Task statement
Count how many lines hold the string "Matrox". Answer with that number and nothing more.

Information supplied
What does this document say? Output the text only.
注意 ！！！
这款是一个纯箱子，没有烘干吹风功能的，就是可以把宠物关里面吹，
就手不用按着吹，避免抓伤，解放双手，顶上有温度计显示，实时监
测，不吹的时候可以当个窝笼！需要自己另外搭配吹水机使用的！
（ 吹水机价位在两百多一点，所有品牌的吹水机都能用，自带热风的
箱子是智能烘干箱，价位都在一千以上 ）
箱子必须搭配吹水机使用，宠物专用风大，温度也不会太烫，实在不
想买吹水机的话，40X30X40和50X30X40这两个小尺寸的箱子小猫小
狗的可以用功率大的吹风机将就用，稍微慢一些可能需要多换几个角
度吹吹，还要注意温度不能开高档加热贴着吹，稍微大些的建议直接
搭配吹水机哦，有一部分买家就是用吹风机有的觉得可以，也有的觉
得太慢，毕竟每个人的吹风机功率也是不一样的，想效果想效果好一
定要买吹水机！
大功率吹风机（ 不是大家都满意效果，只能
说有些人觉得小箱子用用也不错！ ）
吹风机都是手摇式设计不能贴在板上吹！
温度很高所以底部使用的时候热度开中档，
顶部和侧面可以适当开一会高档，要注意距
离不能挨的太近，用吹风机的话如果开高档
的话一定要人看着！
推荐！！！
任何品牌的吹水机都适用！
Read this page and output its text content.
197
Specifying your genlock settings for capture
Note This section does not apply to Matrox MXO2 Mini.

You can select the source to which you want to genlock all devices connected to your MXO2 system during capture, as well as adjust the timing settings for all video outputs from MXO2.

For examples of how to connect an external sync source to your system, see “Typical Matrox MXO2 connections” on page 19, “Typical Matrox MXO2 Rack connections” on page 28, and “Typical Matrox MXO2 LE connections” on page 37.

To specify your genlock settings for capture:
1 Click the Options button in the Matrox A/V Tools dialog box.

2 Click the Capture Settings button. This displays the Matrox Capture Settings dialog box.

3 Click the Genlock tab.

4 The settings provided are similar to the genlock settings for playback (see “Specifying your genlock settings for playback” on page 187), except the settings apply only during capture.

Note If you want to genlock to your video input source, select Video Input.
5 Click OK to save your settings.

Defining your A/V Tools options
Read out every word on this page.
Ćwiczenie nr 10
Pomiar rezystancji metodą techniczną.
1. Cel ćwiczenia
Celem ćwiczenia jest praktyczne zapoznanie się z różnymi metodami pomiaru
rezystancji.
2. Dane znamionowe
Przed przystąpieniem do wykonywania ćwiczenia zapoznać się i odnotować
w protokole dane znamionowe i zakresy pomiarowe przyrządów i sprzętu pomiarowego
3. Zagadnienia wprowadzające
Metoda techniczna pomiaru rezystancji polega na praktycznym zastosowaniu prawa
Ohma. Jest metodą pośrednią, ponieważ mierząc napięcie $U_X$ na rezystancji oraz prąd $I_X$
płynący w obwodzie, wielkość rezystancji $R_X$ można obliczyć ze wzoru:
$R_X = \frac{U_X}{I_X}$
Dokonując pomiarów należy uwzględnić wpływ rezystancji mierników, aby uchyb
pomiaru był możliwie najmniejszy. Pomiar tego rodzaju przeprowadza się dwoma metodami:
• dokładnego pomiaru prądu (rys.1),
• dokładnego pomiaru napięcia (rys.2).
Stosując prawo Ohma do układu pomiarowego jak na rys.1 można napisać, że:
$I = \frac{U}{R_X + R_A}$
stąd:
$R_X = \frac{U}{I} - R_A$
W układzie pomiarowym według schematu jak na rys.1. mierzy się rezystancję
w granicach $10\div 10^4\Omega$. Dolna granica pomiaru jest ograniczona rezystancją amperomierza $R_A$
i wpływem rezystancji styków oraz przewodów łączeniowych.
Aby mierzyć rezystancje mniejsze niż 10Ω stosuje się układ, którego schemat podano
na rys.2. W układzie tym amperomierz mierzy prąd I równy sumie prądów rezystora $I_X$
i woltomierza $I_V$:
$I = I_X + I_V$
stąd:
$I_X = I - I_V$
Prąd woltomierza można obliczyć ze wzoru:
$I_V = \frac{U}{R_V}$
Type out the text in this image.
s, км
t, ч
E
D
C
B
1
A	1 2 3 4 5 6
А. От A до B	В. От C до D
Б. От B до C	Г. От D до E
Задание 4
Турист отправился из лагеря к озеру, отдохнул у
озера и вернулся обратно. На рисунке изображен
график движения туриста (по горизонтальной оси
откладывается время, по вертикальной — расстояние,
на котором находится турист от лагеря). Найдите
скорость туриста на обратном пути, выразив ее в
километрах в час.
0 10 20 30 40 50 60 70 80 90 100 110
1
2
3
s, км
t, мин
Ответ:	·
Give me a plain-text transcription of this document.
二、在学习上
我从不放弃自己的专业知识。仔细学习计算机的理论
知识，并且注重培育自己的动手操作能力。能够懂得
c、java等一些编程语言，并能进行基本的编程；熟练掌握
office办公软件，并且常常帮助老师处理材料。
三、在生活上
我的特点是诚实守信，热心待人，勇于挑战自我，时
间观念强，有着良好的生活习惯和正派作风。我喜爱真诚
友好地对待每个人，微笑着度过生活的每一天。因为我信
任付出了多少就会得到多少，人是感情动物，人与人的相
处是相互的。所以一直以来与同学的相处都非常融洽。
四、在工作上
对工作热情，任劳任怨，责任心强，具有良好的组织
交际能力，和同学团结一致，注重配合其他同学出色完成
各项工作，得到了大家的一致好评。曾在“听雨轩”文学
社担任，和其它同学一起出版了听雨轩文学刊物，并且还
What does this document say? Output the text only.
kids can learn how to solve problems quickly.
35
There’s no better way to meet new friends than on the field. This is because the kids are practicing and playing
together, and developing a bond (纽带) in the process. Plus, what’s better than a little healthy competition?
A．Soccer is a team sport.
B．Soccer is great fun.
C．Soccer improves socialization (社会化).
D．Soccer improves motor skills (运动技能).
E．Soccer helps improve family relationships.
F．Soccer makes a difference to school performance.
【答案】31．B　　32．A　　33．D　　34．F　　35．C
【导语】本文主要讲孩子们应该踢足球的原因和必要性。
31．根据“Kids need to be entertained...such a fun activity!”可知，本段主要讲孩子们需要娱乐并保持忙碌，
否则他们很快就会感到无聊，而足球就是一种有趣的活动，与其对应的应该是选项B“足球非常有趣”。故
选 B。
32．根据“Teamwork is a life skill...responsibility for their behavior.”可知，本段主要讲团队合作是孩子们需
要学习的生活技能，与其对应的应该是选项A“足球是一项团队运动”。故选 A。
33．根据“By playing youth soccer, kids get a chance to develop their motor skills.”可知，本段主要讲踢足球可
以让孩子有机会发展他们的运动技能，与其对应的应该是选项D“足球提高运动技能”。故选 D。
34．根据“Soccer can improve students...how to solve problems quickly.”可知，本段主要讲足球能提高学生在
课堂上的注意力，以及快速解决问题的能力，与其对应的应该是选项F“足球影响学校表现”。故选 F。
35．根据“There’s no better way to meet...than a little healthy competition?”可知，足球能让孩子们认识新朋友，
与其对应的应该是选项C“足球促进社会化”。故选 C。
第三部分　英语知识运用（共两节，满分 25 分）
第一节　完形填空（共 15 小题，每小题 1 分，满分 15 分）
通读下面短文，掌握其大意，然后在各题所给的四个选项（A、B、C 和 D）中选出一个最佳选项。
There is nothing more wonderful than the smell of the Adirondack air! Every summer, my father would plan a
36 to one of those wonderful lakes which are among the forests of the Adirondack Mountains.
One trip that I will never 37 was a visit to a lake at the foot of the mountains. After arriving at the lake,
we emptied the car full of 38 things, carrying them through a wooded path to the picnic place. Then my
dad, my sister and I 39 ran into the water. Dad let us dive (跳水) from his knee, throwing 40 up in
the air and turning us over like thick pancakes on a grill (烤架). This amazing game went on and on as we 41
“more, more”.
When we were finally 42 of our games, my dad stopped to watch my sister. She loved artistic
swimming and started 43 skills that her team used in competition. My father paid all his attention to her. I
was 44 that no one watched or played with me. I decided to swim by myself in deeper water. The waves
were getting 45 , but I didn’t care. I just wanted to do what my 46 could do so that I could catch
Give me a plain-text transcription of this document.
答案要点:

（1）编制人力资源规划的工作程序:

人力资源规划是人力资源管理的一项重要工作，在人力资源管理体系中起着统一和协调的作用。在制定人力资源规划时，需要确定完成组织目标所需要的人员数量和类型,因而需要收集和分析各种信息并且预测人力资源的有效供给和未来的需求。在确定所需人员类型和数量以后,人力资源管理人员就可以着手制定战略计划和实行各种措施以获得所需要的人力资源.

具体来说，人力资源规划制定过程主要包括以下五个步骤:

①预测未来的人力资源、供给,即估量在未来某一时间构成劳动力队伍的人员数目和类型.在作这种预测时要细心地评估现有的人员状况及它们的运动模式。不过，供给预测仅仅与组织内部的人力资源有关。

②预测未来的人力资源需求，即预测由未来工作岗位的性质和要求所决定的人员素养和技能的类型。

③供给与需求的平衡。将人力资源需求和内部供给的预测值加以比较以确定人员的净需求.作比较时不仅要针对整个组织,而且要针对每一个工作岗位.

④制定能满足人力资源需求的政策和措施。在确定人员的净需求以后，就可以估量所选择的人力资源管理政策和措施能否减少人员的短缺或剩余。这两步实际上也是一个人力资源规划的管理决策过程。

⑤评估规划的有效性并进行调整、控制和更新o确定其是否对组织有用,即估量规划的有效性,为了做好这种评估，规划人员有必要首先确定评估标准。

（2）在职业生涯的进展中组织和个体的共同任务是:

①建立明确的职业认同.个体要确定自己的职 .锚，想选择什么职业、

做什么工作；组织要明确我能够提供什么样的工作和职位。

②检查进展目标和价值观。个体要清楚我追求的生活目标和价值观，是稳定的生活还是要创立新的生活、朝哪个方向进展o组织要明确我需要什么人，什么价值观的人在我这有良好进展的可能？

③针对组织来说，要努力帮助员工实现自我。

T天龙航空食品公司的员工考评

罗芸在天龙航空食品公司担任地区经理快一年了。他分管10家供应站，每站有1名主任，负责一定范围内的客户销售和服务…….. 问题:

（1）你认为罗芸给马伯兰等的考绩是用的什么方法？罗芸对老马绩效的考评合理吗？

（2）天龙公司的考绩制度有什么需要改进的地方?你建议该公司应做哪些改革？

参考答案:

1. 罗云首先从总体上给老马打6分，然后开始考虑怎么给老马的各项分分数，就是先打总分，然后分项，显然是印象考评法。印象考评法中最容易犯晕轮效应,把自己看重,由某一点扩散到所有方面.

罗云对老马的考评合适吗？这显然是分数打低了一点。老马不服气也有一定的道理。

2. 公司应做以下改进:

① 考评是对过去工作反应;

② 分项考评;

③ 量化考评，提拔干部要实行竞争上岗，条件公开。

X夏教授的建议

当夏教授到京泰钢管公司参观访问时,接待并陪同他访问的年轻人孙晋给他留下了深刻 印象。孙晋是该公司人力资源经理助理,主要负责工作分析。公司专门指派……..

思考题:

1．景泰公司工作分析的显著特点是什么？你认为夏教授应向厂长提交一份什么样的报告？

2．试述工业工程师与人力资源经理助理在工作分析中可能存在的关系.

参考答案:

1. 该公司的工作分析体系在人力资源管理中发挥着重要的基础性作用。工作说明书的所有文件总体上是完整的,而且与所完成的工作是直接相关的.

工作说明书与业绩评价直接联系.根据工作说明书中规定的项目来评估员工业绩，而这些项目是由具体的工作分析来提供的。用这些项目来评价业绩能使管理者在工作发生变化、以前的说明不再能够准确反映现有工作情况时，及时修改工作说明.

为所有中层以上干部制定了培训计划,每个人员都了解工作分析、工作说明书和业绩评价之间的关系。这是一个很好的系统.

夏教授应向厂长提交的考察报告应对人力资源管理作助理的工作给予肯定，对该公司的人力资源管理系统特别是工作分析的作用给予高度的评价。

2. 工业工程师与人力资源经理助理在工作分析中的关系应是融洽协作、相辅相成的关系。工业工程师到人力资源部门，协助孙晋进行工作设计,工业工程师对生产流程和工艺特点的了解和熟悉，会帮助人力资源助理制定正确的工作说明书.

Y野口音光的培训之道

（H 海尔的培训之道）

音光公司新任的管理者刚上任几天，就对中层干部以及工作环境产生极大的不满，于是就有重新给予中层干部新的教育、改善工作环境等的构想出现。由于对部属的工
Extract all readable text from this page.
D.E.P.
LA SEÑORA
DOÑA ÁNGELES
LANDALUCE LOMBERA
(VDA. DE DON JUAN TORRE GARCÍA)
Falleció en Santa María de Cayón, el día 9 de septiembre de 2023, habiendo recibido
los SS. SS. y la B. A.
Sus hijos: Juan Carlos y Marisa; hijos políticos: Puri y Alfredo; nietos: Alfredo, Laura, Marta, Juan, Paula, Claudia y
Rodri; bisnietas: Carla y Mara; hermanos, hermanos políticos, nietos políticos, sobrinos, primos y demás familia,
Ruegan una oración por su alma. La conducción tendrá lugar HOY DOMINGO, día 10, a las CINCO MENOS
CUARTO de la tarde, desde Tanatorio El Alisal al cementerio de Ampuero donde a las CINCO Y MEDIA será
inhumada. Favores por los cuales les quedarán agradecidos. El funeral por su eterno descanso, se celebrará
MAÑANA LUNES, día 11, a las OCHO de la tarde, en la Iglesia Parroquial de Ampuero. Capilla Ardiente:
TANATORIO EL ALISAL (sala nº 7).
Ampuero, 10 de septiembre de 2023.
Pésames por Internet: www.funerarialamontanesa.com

Task output
4